(Dataset records)
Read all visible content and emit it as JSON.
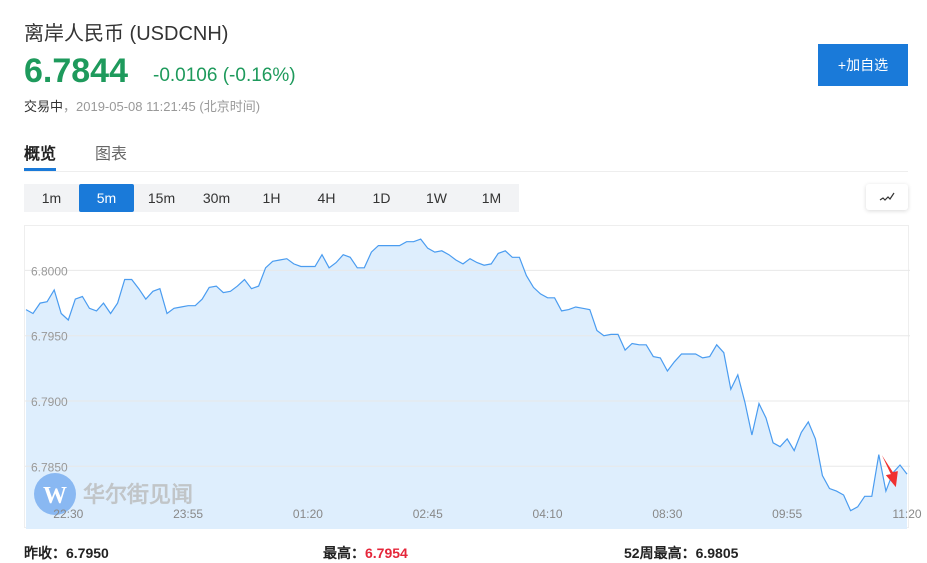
{
  "header": {
    "title": "离岸人民币  (USDCNH)",
    "price": "6.7844",
    "change": "-0.0106 (-0.16%)",
    "status": "交易中",
    "timestamp": "，2019-05-08 11:21:45 (北京时间)",
    "add_watchlist": "+加自选"
  },
  "tabs": [
    {
      "label": "概览",
      "active": true
    },
    {
      "label": "图表",
      "active": false
    }
  ],
  "periods": [
    {
      "label": "1m"
    },
    {
      "label": "5m",
      "active": true
    },
    {
      "label": "15m"
    },
    {
      "label": "30m"
    },
    {
      "label": "1H"
    },
    {
      "label": "4H"
    },
    {
      "label": "1D"
    },
    {
      "label": "1W"
    },
    {
      "label": "1M"
    }
  ],
  "chart_type_icon": "line-chart-icon",
  "watermark": "华尔街见闻",
  "colors": {
    "up_down_green": "#1e9a5c",
    "accent": "#1a7ad9",
    "line": "#4a9cf0",
    "fill": "#deeefd",
    "high_red": "#e5263a",
    "arrow": "#f03030"
  },
  "stats": [
    {
      "label": "昨收：",
      "value": "6.7950"
    },
    {
      "label": "最高：",
      "value": "6.7954"
    },
    {
      "label": "52周最高：",
      "value": "6.9805"
    }
  ],
  "chart_data": {
    "type": "area",
    "ylim": [
      6.7802,
      6.8034
    ],
    "yticks": [
      "6.8000",
      "6.7950",
      "6.7900",
      "6.7850"
    ],
    "grid": true,
    "xticks": [
      {
        "label": "22:30",
        "index": 6
      },
      {
        "label": "23:55",
        "index": 23
      },
      {
        "label": "01:20",
        "index": 40
      },
      {
        "label": "02:45",
        "index": 57
      },
      {
        "label": "04:10",
        "index": 74
      },
      {
        "label": "08:30",
        "index": 91
      },
      {
        "label": "09:55",
        "index": 108
      },
      {
        "label": "11:20",
        "index": 125
      }
    ],
    "values": [
      6.797,
      6.7967,
      6.7975,
      6.7976,
      6.7985,
      6.7967,
      6.7962,
      6.7978,
      6.798,
      6.7971,
      6.7969,
      6.7975,
      6.7967,
      6.7975,
      6.7993,
      6.7993,
      6.7986,
      6.7978,
      6.7984,
      6.7986,
      6.7967,
      6.7971,
      6.7972,
      6.7973,
      6.7973,
      6.7978,
      6.7987,
      6.7988,
      6.7983,
      6.7984,
      6.7988,
      6.7993,
      6.7986,
      6.7988,
      6.8002,
      6.8007,
      6.8008,
      6.8009,
      6.8005,
      6.8003,
      6.8003,
      6.8003,
      6.8012,
      6.8002,
      6.8006,
      6.8012,
      6.801,
      6.8002,
      6.8002,
      6.8014,
      6.8019,
      6.8019,
      6.8019,
      6.8019,
      6.8022,
      6.8022,
      6.8024,
      6.8017,
      6.8014,
      6.8015,
      6.8012,
      6.8008,
      6.8005,
      6.8009,
      6.8006,
      6.8004,
      6.8005,
      6.8013,
      6.8015,
      6.801,
      6.801,
      6.7996,
      6.7987,
      6.7982,
      6.7979,
      6.7979,
      6.7969,
      6.797,
      6.7972,
      6.7971,
      6.797,
      6.7954,
      6.795,
      6.7951,
      6.7951,
      6.7939,
      6.7944,
      6.7943,
      6.7943,
      6.7934,
      6.7933,
      6.7923,
      6.793,
      6.7936,
      6.7936,
      6.7936,
      6.7933,
      6.7934,
      6.7943,
      6.7937,
      6.7909,
      6.792,
      6.7899,
      6.7874,
      6.7898,
      6.7887,
      6.7868,
      6.7865,
      6.7871,
      6.7862,
      6.7876,
      6.7884,
      6.7871,
      6.7843,
      6.7833,
      6.7831,
      6.7828,
      6.7816,
      6.7819,
      6.7827,
      6.7827,
      6.7859,
      6.7831,
      6.7845,
      6.7851,
      6.7844
    ],
    "annotation": {
      "type": "arrow",
      "points_to_index": 122
    }
  }
}
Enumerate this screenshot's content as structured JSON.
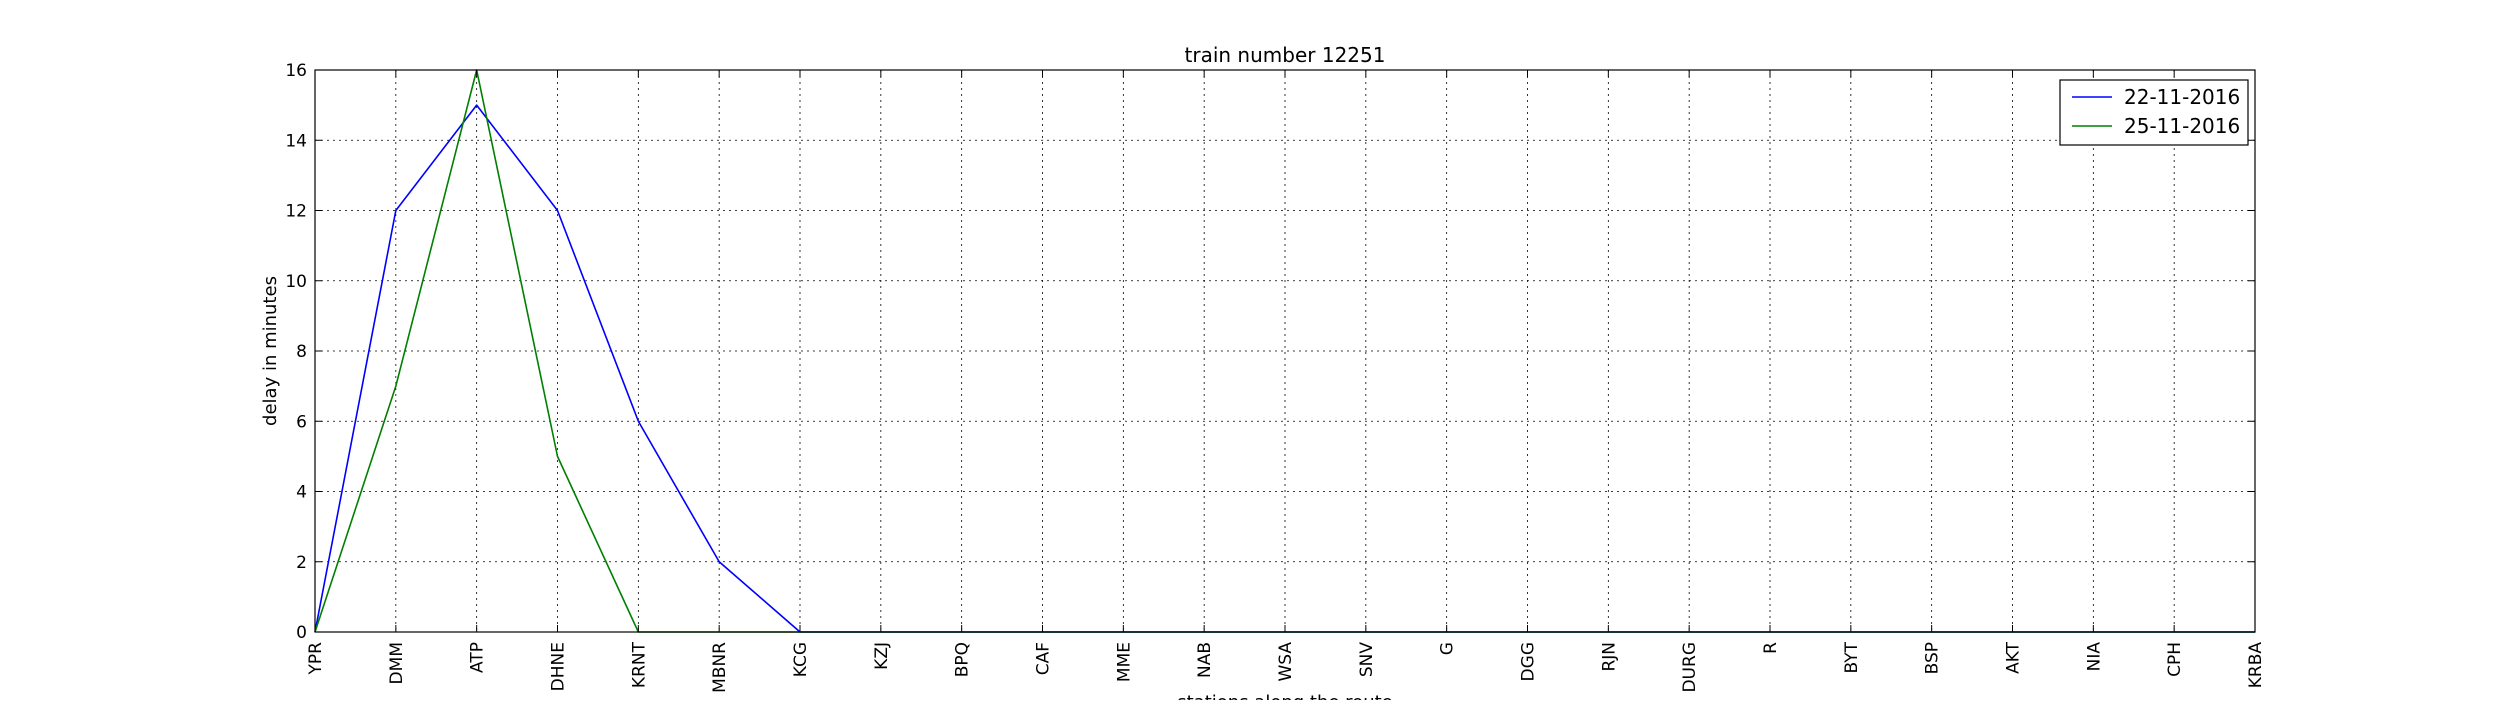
{
  "chart_data": {
    "type": "line",
    "title": "train number 12251",
    "xlabel": "stations along the route",
    "ylabel": "delay in minutes",
    "categories": [
      "YPR",
      "DMM",
      "ATP",
      "DHNE",
      "KRNT",
      "MBNR",
      "KCG",
      "KZJ",
      "BPQ",
      "CAF",
      "MME",
      "NAB",
      "WSA",
      "SNV",
      "G",
      "DGG",
      "RJN",
      "DURG",
      "R",
      "BYT",
      "BSP",
      "AKT",
      "NIA",
      "CPH",
      "KRBA"
    ],
    "ylim": [
      0,
      16
    ],
    "yticks": [
      0,
      2,
      4,
      6,
      8,
      10,
      12,
      14,
      16
    ],
    "grid": true,
    "legend_position": "top-right",
    "series": [
      {
        "name": "22-11-2016",
        "color": "#0000ff",
        "values": [
          0,
          12,
          15,
          12,
          6,
          2,
          0,
          0,
          0,
          0,
          0,
          0,
          0,
          0,
          0,
          0,
          0,
          0,
          0,
          0,
          0,
          0,
          0,
          0,
          0
        ]
      },
      {
        "name": "25-11-2016",
        "color": "#008000",
        "values": [
          0,
          7,
          16,
          5,
          0,
          0,
          0,
          0,
          0,
          0,
          0,
          0,
          0,
          0,
          0,
          0,
          0,
          0,
          0,
          0,
          0,
          0,
          0,
          0,
          0
        ]
      }
    ]
  }
}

• [Objective]
Quote the material word for word, dropping any images it holds.

• [Worked answer]
Read all visible content and emit it as JSON.
{
  "header": {
    "title": "离岸人民币  (USDCNH)",
    "price": "6.7844",
    "change": "-0.0106 (-0.16%)",
    "status": "交易中",
    "timestamp": "，2019-05-08 11:21:45 (北京时间)",
    "add_watchlist": "+加自选"
  },
  "tabs": [
    {
      "label": "概览",
      "active": true
    },
    {
      "label": "图表",
      "active": false
    }
  ],
  "periods": [
    {
      "label": "1m"
    },
    {
      "label": "5m",
      "active": true
    },
    {
      "label": "15m"
    },
    {
      "label": "30m"
    },
    {
      "label": "1H"
    },
    {
      "label": "4H"
    },
    {
      "label": "1D"
    },
    {
      "label": "1W"
    },
    {
      "label": "1M"
    }
  ],
  "chart_type_icon": "line-chart-icon",
  "watermark": "华尔街见闻",
  "colors": {
    "up_down_green": "#1e9a5c",
    "accent": "#1a7ad9",
    "line": "#4a9cf0",
    "fill": "#deeefd",
    "high_red": "#e5263a",
    "arrow": "#f03030"
  },
  "stats": [
    {
      "label": "昨收：",
      "value": "6.7950"
    },
    {
      "label": "最高：",
      "value": "6.7954"
    },
    {
      "label": "52周最高：",
      "value": "6.9805"
    }
  ],
  "chart_data": {
    "type": "area",
    "ylim": [
      6.7802,
      6.8034
    ],
    "yticks": [
      "6.8000",
      "6.7950",
      "6.7900",
      "6.7850"
    ],
    "grid": true,
    "xticks": [
      {
        "label": "22:30",
        "index": 6
      },
      {
        "label": "23:55",
        "index": 23
      },
      {
        "label": "01:20",
        "index": 40
      },
      {
        "label": "02:45",
        "index": 57
      },
      {
        "label": "04:10",
        "index": 74
      },
      {
        "label": "08:30",
        "index": 91
      },
      {
        "label": "09:55",
        "index": 108
      },
      {
        "label": "11:20",
        "index": 125
      }
    ],
    "values": [
      6.797,
      6.7967,
      6.7975,
      6.7976,
      6.7985,
      6.7967,
      6.7962,
      6.7978,
      6.798,
      6.7971,
      6.7969,
      6.7975,
      6.7967,
      6.7975,
      6.7993,
      6.7993,
      6.7986,
      6.7978,
      6.7984,
      6.7986,
      6.7967,
      6.7971,
      6.7972,
      6.7973,
      6.7973,
      6.7978,
      6.7987,
      6.7988,
      6.7983,
      6.7984,
      6.7988,
      6.7993,
      6.7986,
      6.7988,
      6.8002,
      6.8007,
      6.8008,
      6.8009,
      6.8005,
      6.8003,
      6.8003,
      6.8003,
      6.8012,
      6.8002,
      6.8006,
      6.8012,
      6.801,
      6.8002,
      6.8002,
      6.8014,
      6.8019,
      6.8019,
      6.8019,
      6.8019,
      6.8022,
      6.8022,
      6.8024,
      6.8017,
      6.8014,
      6.8015,
      6.8012,
      6.8008,
      6.8005,
      6.8009,
      6.8006,
      6.8004,
      6.8005,
      6.8013,
      6.8015,
      6.801,
      6.801,
      6.7996,
      6.7987,
      6.7982,
      6.7979,
      6.7979,
      6.7969,
      6.797,
      6.7972,
      6.7971,
      6.797,
      6.7954,
      6.795,
      6.7951,
      6.7951,
      6.7939,
      6.7944,
      6.7943,
      6.7943,
      6.7934,
      6.7933,
      6.7923,
      6.793,
      6.7936,
      6.7936,
      6.7936,
      6.7933,
      6.7934,
      6.7943,
      6.7937,
      6.7909,
      6.792,
      6.7899,
      6.7874,
      6.7898,
      6.7887,
      6.7868,
      6.7865,
      6.7871,
      6.7862,
      6.7876,
      6.7884,
      6.7871,
      6.7843,
      6.7833,
      6.7831,
      6.7828,
      6.7816,
      6.7819,
      6.7827,
      6.7827,
      6.7859,
      6.7831,
      6.7845,
      6.7851,
      6.7844
    ],
    "annotation": {
      "type": "arrow",
      "points_to_index": 122
    }
  }
}
Enumerate this screenshot's content as structured JSON.
{
  "chart_data": {
    "type": "line",
    "title": "train number 12251",
    "xlabel": "stations along the route",
    "ylabel": "delay in minutes",
    "categories": [
      "YPR",
      "DMM",
      "ATP",
      "DHNE",
      "KRNT",
      "MBNR",
      "KCG",
      "KZJ",
      "BPQ",
      "CAF",
      "MME",
      "NAB",
      "WSA",
      "SNV",
      "G",
      "DGG",
      "RJN",
      "DURG",
      "R",
      "BYT",
      "BSP",
      "AKT",
      "NIA",
      "CPH",
      "KRBA"
    ],
    "ylim": [
      0,
      16
    ],
    "yticks": [
      0,
      2,
      4,
      6,
      8,
      10,
      12,
      14,
      16
    ],
    "grid": true,
    "legend_position": "top-right",
    "series": [
      {
        "name": "22-11-2016",
        "color": "#0000ff",
        "values": [
          0,
          12,
          15,
          12,
          6,
          2,
          0,
          0,
          0,
          0,
          0,
          0,
          0,
          0,
          0,
          0,
          0,
          0,
          0,
          0,
          0,
          0,
          0,
          0,
          0
        ]
      },
      {
        "name": "25-11-2016",
        "color": "#008000",
        "values": [
          0,
          7,
          16,
          5,
          0,
          0,
          0,
          0,
          0,
          0,
          0,
          0,
          0,
          0,
          0,
          0,
          0,
          0,
          0,
          0,
          0,
          0,
          0,
          0,
          0
        ]
      }
    ]
  }
}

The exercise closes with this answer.